## TASK DETAILS
Please count the lines in the listing below where the word "ylabel" appears. Give the number only.

## TASK DATA
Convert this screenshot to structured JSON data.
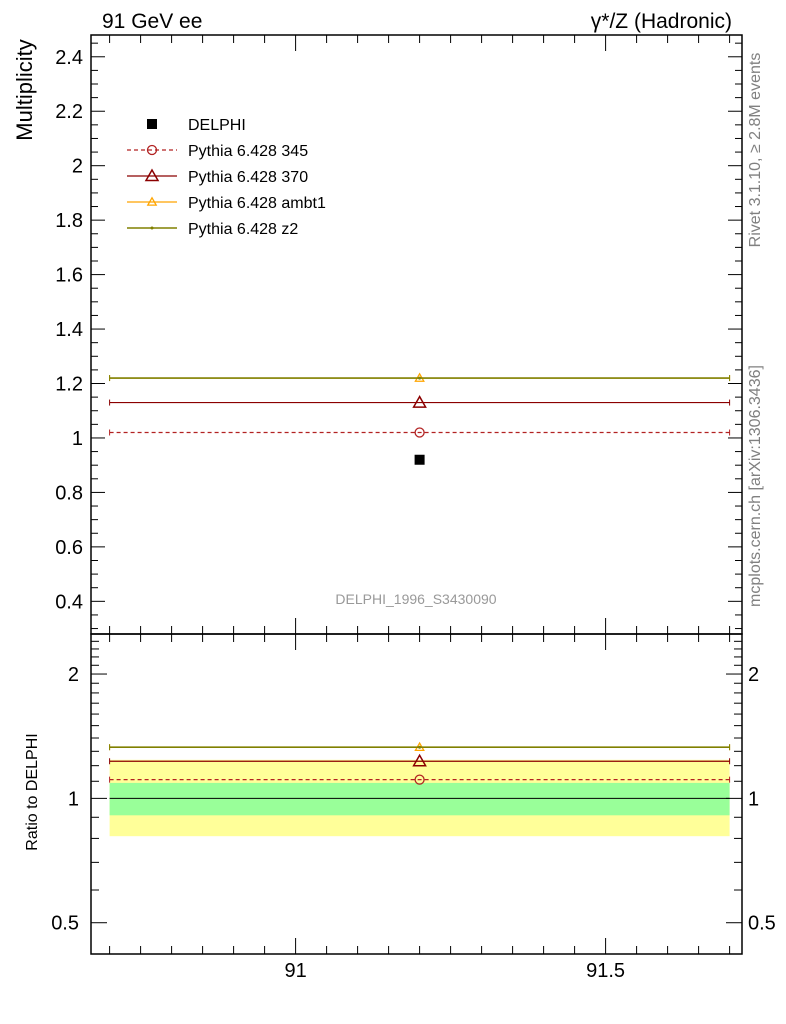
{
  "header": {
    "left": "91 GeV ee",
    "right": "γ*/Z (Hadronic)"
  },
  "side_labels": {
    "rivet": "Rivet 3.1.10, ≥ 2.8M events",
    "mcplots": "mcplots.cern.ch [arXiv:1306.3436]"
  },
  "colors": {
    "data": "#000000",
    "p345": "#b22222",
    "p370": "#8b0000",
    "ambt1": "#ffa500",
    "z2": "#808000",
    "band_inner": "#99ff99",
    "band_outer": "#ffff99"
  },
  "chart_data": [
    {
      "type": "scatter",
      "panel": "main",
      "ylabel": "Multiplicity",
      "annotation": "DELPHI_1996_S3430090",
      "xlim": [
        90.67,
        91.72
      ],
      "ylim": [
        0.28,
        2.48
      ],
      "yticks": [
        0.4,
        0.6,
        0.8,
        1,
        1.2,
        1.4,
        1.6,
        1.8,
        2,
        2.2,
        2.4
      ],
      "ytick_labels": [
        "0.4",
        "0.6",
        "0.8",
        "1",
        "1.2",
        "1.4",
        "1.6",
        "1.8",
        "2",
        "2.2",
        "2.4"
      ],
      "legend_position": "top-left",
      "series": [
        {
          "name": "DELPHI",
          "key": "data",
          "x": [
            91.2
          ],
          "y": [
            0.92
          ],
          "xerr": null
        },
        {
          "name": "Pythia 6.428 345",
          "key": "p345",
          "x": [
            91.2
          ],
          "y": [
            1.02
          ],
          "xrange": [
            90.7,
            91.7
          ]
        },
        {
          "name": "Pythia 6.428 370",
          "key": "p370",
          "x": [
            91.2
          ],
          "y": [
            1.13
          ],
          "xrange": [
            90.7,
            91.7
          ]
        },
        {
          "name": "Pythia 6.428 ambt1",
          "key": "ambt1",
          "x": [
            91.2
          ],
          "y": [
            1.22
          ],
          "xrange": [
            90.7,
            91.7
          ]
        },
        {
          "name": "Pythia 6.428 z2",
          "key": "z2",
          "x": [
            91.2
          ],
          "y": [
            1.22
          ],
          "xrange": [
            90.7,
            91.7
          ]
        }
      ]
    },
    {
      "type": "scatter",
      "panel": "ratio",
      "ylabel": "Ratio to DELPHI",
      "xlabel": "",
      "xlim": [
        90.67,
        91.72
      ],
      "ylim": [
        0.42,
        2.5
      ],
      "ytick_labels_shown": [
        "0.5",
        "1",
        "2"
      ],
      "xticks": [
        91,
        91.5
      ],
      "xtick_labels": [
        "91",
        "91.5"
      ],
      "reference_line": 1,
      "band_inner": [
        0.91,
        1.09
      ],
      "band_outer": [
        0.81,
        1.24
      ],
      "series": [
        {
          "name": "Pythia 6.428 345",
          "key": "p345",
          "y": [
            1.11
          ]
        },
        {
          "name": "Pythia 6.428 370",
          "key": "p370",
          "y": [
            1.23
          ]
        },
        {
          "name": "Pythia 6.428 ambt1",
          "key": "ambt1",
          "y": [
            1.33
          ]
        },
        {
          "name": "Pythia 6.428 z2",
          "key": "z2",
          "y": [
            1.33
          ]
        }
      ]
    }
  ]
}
--
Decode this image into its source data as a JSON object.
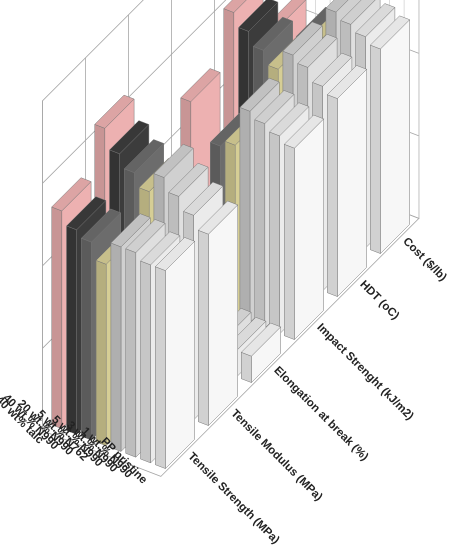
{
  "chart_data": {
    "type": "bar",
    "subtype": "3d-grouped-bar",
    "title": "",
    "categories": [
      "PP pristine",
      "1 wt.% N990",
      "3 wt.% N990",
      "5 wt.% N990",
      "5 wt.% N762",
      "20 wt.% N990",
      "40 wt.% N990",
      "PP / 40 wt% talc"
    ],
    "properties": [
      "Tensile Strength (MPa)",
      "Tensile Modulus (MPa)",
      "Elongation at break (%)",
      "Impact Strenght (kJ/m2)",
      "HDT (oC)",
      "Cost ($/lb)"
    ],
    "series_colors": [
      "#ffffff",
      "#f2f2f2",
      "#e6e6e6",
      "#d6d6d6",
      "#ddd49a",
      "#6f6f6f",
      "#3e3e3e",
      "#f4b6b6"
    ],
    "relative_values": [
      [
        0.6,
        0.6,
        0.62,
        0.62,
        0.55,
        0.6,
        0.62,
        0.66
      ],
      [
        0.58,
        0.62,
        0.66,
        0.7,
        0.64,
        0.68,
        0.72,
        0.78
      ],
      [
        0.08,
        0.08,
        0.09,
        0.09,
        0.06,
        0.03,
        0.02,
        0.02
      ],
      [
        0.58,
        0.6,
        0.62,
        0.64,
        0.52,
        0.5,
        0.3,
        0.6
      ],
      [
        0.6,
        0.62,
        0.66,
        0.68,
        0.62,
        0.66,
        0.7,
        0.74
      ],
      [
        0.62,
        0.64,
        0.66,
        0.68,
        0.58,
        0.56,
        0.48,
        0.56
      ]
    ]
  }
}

## RESULT
2